- [Exercise directions]:
Each line from the one containing "Decode this image" through the end of the listing below must be copied exactly; pictures are excluded.

(begin)

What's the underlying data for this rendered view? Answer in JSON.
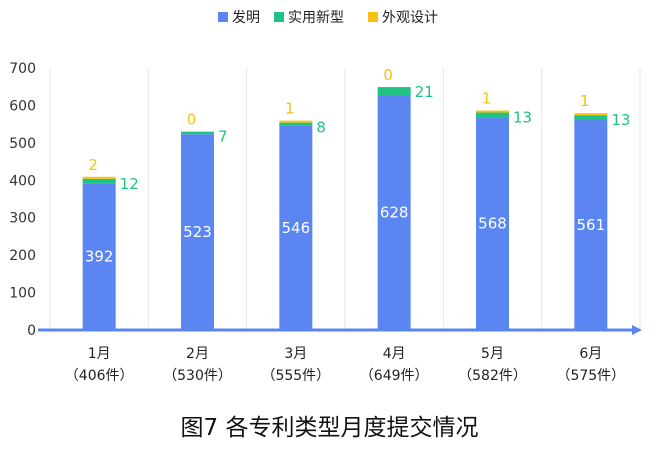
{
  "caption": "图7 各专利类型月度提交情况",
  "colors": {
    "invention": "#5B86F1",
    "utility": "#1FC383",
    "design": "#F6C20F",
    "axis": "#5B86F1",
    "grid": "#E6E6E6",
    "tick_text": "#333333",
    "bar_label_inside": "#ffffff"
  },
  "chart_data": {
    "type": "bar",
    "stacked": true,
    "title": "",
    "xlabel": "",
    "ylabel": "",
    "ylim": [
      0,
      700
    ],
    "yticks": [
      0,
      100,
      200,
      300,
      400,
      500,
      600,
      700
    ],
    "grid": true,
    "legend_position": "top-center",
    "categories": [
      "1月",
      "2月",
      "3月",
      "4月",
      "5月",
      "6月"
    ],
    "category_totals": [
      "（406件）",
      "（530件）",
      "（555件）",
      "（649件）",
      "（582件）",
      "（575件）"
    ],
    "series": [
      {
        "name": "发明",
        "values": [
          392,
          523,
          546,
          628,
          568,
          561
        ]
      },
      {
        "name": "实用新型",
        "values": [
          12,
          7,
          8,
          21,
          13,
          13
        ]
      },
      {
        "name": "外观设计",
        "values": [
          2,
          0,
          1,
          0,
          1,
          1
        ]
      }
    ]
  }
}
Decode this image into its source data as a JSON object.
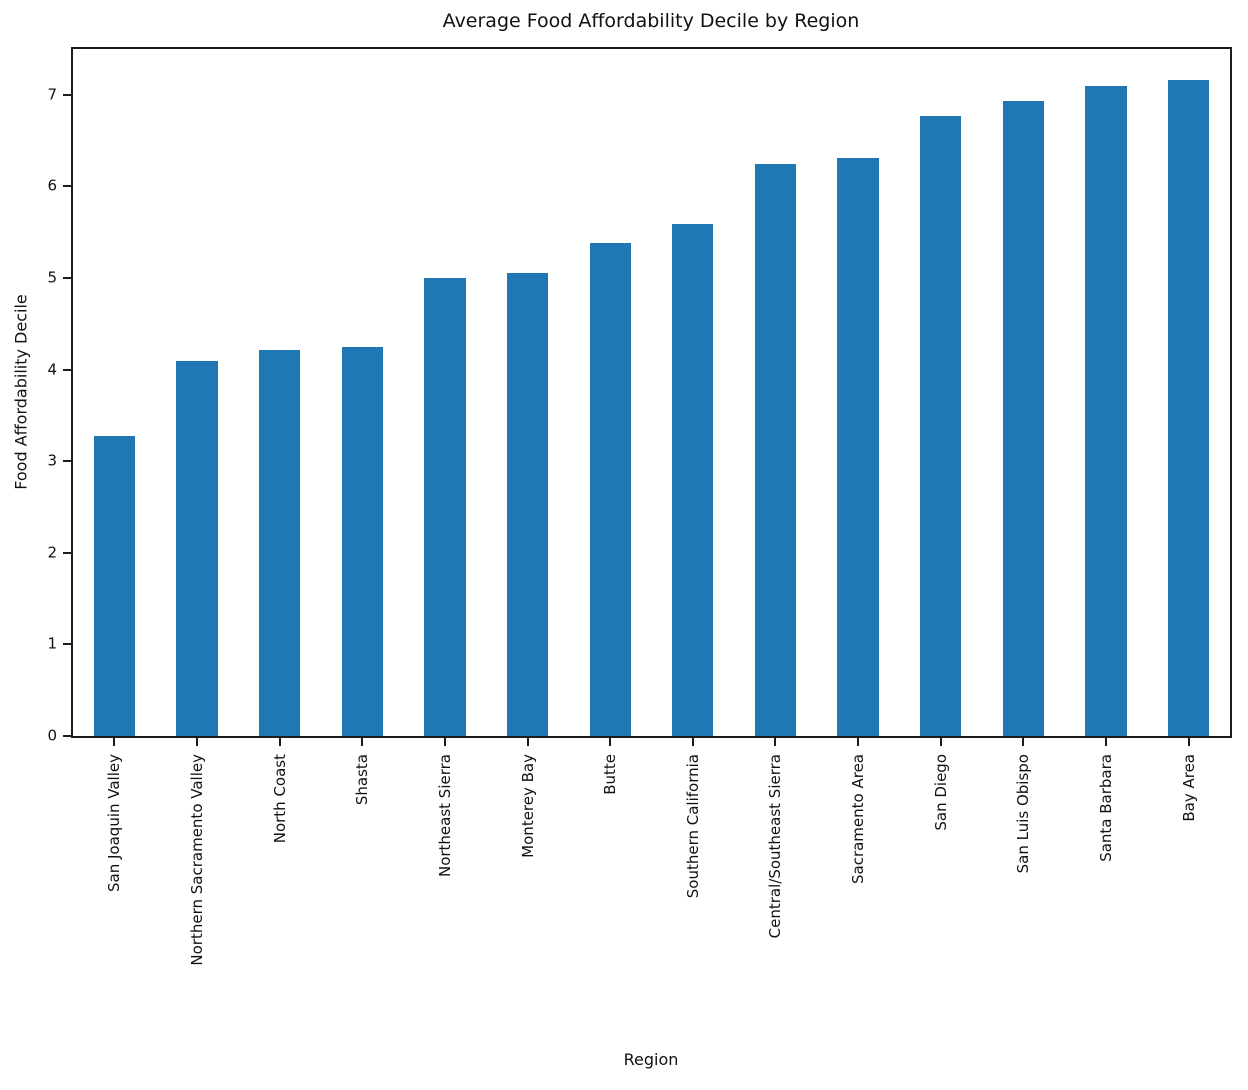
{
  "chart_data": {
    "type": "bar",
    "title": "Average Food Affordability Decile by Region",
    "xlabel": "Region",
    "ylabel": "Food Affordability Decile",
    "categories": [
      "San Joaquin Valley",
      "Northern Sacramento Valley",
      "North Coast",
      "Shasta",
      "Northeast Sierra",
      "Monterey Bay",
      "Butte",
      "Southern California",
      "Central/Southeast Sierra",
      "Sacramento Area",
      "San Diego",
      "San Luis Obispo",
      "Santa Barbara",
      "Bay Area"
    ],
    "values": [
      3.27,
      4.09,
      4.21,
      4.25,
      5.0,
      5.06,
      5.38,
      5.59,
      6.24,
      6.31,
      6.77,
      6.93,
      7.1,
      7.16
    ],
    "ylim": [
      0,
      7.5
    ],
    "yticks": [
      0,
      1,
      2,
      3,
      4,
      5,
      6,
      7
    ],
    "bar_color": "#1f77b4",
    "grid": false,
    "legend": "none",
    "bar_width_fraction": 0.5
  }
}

(end)

- [Exercise response]:
Decode this image into its source data as a JSON object.
{
  "chart_data": {
    "type": "bar",
    "title": "Average Food Affordability Decile by Region",
    "xlabel": "Region",
    "ylabel": "Food Affordability Decile",
    "categories": [
      "San Joaquin Valley",
      "Northern Sacramento Valley",
      "North Coast",
      "Shasta",
      "Northeast Sierra",
      "Monterey Bay",
      "Butte",
      "Southern California",
      "Central/Southeast Sierra",
      "Sacramento Area",
      "San Diego",
      "San Luis Obispo",
      "Santa Barbara",
      "Bay Area"
    ],
    "values": [
      3.27,
      4.09,
      4.21,
      4.25,
      5.0,
      5.06,
      5.38,
      5.59,
      6.24,
      6.31,
      6.77,
      6.93,
      7.1,
      7.16
    ],
    "ylim": [
      0,
      7.5
    ],
    "yticks": [
      0,
      1,
      2,
      3,
      4,
      5,
      6,
      7
    ],
    "bar_color": "#1f77b4",
    "grid": false,
    "legend": "none",
    "bar_width_fraction": 0.5
  }
}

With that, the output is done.